Lines containing the string "JSON" are to be collected in full.

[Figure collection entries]
—————
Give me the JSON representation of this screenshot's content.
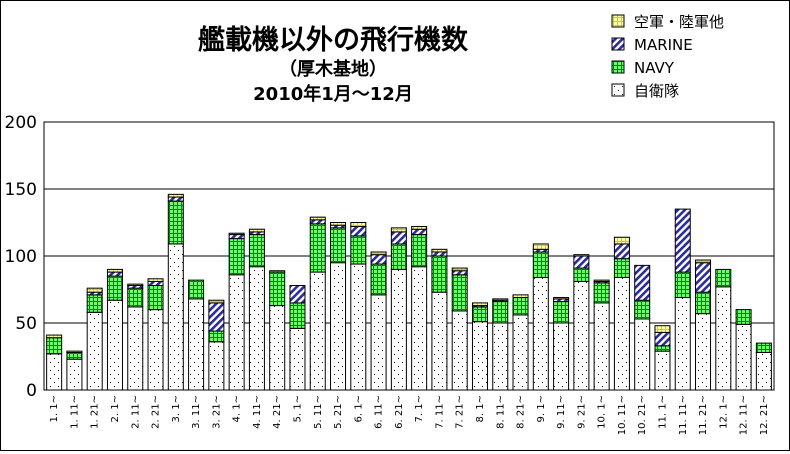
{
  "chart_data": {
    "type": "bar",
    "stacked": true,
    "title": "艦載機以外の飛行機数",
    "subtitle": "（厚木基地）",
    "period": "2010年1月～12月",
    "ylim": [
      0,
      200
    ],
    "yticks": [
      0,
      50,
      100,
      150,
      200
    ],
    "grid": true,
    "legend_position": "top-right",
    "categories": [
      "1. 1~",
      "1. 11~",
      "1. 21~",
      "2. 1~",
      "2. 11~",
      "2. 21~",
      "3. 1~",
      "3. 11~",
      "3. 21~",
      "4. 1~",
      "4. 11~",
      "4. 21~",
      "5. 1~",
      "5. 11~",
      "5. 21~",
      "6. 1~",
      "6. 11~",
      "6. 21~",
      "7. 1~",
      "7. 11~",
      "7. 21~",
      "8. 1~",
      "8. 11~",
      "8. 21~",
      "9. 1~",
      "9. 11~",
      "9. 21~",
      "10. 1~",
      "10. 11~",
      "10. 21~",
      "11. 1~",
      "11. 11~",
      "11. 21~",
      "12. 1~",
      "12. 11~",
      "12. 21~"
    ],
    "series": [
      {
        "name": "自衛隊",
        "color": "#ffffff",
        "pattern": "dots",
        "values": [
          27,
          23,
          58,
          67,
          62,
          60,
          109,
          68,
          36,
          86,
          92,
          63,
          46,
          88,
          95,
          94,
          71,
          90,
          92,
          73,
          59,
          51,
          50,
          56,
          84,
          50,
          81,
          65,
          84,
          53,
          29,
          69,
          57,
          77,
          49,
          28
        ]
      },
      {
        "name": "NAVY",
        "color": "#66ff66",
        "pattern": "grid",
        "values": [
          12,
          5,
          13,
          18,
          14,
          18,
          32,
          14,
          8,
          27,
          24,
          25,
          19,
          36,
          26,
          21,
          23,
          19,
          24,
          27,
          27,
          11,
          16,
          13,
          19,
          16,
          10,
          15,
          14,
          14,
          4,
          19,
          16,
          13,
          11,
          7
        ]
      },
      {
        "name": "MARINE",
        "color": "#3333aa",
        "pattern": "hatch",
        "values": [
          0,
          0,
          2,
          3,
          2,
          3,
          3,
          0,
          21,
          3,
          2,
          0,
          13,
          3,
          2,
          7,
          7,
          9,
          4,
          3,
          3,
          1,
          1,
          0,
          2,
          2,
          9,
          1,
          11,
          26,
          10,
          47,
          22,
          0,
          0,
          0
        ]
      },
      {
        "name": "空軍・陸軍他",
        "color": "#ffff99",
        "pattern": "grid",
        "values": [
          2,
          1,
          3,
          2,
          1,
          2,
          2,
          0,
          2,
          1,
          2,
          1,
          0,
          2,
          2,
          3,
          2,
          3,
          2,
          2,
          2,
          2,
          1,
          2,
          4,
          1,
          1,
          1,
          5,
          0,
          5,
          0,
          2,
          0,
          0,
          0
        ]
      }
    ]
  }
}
—————
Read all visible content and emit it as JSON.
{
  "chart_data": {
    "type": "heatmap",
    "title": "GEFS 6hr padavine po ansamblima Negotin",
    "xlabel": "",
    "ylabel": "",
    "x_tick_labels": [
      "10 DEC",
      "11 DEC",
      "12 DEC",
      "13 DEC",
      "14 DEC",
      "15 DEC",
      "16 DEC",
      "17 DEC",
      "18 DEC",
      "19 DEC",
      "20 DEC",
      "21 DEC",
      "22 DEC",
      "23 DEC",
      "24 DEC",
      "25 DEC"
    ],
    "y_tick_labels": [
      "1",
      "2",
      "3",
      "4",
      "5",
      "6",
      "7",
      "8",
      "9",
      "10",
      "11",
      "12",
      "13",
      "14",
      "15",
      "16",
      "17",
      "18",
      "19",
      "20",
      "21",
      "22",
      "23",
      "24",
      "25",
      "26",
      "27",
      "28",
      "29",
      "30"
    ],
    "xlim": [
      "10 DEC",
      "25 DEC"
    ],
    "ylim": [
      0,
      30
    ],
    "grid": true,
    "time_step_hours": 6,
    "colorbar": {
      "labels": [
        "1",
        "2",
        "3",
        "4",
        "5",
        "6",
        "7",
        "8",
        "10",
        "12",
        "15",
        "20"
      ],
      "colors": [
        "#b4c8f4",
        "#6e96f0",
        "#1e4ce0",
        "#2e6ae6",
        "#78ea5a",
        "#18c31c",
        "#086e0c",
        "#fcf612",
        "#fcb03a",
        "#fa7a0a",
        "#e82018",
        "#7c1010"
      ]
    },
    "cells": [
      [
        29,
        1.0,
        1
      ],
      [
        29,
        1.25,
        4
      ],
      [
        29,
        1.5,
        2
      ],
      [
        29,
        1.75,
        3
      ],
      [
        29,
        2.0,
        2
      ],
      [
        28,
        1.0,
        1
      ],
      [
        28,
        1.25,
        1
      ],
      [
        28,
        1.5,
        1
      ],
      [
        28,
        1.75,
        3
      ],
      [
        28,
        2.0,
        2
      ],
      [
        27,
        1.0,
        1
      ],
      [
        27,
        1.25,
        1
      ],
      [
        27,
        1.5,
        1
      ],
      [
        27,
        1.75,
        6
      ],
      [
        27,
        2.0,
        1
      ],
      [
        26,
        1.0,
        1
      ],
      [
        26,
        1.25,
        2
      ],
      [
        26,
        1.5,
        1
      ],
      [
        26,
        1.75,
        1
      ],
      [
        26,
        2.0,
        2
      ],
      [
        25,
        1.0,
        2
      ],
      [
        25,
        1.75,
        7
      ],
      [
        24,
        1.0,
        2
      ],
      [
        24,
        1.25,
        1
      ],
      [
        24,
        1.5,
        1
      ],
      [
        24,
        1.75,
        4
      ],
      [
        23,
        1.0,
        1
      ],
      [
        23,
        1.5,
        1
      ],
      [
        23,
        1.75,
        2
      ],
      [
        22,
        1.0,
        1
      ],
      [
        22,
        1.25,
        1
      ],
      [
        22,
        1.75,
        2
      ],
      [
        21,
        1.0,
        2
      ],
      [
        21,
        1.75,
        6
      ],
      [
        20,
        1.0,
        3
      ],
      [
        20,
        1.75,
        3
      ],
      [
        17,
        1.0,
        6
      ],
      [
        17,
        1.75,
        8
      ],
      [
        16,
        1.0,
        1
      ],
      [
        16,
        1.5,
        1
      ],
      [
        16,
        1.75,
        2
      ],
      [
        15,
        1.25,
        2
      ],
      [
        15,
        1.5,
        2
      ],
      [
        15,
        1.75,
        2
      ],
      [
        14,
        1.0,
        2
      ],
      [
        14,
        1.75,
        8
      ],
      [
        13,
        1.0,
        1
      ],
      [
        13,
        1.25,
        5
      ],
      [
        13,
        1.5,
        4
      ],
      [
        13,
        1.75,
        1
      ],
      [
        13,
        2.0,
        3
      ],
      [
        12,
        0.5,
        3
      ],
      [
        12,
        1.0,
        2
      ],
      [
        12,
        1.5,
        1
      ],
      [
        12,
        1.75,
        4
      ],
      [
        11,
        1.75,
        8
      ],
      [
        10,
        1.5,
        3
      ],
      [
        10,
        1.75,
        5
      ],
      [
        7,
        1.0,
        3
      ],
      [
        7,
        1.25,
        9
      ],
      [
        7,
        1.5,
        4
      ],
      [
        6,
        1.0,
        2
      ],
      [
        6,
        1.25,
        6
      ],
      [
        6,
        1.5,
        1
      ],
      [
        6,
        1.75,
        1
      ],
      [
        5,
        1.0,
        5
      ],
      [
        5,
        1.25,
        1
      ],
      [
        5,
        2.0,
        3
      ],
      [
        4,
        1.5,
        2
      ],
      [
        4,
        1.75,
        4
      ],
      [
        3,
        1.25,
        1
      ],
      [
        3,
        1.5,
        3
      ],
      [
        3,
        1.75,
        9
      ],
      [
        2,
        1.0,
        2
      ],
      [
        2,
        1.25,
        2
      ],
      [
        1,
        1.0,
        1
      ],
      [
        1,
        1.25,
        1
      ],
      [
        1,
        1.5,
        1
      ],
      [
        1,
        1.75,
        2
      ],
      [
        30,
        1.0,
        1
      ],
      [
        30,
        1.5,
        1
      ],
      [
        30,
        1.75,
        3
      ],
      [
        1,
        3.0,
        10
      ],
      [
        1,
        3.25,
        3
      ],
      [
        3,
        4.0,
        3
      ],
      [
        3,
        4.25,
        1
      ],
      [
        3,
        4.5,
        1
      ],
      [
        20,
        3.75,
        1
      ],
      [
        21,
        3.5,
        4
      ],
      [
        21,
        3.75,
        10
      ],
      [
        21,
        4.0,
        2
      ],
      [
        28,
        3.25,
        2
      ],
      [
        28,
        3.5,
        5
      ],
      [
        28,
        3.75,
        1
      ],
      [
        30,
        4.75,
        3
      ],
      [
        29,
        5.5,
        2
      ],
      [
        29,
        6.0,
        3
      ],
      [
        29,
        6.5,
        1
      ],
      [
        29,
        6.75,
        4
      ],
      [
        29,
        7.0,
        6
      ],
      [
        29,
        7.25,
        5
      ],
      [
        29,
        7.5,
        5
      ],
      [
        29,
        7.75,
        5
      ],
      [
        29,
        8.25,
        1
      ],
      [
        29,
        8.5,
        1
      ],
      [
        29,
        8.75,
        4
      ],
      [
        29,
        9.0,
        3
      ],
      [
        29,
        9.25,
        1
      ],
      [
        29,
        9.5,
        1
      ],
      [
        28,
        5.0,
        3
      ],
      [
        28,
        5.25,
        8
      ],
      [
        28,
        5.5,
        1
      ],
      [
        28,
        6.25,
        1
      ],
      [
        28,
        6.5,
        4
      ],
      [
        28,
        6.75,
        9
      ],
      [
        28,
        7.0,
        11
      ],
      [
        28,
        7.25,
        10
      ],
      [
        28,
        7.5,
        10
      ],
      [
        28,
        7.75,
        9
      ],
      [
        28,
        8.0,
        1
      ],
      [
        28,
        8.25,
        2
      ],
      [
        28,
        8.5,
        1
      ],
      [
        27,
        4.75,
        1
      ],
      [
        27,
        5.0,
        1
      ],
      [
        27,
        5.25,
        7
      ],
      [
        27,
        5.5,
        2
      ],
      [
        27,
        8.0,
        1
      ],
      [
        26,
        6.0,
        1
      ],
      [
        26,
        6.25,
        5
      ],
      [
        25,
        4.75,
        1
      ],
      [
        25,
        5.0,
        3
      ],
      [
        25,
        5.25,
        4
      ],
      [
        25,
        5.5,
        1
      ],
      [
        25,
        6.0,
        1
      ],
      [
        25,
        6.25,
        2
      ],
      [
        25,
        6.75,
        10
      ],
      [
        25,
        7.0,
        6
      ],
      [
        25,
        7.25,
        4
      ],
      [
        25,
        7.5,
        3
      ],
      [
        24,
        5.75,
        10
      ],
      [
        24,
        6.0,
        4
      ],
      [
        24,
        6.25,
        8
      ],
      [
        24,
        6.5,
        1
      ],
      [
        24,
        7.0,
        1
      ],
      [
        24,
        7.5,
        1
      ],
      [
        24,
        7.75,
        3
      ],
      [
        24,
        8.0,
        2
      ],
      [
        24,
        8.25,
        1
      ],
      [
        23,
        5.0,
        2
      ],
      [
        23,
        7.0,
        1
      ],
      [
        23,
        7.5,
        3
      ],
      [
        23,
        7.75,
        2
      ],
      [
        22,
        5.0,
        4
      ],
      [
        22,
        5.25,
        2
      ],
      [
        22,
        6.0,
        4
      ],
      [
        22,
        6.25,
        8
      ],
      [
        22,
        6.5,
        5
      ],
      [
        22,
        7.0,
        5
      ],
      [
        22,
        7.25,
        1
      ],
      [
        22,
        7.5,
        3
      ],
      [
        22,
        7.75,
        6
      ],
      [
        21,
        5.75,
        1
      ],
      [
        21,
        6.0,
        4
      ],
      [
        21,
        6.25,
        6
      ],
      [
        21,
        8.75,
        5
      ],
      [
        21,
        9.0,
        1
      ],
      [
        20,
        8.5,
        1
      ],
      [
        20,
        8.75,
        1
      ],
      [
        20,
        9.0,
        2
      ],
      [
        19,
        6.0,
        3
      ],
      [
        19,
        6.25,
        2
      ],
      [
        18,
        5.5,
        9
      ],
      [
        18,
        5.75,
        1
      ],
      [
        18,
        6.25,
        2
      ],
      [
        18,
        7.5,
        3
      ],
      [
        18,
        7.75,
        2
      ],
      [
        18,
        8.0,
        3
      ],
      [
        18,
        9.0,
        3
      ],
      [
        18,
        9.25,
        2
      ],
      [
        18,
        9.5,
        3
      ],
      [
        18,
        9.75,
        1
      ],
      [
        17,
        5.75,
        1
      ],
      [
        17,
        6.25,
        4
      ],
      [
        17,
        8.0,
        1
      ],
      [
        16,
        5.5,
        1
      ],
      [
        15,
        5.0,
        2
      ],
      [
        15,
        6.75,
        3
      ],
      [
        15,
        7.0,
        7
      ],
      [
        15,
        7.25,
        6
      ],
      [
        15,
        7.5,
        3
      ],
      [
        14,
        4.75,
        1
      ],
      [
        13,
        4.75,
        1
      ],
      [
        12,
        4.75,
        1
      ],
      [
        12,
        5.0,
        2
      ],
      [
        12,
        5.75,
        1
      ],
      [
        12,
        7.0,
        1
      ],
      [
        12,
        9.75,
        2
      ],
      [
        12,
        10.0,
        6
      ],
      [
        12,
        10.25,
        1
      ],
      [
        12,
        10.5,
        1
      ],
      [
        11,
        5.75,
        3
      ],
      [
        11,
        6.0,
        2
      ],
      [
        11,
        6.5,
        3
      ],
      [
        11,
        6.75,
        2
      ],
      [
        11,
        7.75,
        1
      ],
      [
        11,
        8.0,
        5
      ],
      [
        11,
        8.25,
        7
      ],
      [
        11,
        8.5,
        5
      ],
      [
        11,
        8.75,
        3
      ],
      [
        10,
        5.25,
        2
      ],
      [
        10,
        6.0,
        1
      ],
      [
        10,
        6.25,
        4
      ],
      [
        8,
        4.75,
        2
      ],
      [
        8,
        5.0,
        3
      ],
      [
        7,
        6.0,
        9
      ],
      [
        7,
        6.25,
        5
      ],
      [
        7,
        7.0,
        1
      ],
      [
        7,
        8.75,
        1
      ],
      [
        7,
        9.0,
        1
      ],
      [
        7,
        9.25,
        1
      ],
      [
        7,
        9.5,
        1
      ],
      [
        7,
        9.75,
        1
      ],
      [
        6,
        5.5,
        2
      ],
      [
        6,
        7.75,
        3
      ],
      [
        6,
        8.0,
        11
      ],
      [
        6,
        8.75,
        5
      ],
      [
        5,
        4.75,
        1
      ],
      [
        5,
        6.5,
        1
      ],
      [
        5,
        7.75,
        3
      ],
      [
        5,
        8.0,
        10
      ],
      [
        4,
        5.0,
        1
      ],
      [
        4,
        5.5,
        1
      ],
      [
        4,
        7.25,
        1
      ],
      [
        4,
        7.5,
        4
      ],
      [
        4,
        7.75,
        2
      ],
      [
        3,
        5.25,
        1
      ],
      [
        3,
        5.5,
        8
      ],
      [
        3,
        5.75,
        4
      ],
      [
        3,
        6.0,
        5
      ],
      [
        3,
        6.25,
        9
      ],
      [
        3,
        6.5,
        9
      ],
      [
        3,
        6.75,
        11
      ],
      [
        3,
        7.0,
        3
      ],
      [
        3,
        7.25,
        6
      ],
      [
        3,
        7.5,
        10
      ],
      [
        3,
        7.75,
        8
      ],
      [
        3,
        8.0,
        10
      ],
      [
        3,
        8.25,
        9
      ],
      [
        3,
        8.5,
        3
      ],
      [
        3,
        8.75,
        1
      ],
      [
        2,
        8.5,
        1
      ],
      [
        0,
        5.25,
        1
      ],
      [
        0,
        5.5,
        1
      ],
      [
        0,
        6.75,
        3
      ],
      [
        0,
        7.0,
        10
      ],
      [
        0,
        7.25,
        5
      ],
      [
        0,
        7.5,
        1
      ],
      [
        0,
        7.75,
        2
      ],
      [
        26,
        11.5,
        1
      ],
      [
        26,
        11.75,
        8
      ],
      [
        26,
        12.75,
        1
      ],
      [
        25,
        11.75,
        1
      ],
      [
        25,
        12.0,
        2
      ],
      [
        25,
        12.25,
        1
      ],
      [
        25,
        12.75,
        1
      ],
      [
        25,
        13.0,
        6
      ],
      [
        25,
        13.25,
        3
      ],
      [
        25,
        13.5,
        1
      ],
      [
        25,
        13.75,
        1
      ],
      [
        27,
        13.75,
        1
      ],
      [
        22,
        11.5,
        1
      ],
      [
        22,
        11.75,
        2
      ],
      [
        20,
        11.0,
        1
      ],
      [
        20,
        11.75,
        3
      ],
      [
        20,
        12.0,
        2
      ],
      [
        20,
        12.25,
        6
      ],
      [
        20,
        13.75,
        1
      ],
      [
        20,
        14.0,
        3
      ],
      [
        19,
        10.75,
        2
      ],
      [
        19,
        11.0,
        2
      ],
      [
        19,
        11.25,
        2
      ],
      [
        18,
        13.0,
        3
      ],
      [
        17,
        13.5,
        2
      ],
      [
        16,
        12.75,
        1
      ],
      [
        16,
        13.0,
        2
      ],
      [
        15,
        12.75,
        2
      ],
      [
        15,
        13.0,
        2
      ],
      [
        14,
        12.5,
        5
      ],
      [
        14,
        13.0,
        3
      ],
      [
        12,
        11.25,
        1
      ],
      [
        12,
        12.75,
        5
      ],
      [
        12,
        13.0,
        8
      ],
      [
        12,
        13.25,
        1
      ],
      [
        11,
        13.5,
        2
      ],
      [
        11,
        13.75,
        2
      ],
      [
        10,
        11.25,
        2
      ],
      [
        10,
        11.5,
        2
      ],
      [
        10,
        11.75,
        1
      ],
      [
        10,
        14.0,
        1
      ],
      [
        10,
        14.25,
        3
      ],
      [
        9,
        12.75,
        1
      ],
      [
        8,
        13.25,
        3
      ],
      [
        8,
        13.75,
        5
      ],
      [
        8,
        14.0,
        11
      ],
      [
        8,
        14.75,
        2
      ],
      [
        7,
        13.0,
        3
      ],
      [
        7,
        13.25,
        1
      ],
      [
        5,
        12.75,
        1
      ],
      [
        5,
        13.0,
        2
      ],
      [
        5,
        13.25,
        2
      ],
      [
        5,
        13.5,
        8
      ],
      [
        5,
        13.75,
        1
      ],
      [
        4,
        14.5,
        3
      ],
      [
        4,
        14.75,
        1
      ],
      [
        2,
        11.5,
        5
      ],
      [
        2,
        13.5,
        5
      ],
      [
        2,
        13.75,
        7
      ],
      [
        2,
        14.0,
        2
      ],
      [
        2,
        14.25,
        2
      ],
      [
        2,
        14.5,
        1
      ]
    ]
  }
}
—————
TASK RESPONSE -
Give me the JSON representation of this screenshot's content.
Read all visible content and emit it as JSON.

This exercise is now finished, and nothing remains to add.